# Task description
Write the listing out again, all of it, word for word.

# The data

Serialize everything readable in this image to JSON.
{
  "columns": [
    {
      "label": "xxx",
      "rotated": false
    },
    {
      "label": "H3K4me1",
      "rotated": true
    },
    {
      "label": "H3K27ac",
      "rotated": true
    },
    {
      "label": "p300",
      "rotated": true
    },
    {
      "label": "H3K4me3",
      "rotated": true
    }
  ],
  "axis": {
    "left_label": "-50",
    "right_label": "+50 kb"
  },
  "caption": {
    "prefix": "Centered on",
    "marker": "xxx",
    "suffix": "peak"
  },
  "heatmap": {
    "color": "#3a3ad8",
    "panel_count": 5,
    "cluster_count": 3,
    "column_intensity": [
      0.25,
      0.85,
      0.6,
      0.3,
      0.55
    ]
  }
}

# Answer for the task
Serialize everything readable in this image to JSON.
{
  "columns": [
    {
      "label": "xxx",
      "rotated": false
    },
    {
      "label": "H3K4me1",
      "rotated": true
    },
    {
      "label": "H3K27ac",
      "rotated": true
    },
    {
      "label": "p300",
      "rotated": true
    },
    {
      "label": "H3K4me3",
      "rotated": true
    }
  ],
  "axis": {
    "left_label": "-50",
    "right_label": "+50 kb"
  },
  "caption": {
    "prefix": "Centered on",
    "marker": "xxx",
    "suffix": "peak"
  },
  "heatmap": {
    "color": "#3a3ad8",
    "panel_count": 5,
    "cluster_count": 3,
    "column_intensity": [
      0.25,
      0.85,
      0.6,
      0.3,
      0.55
    ]
  }
}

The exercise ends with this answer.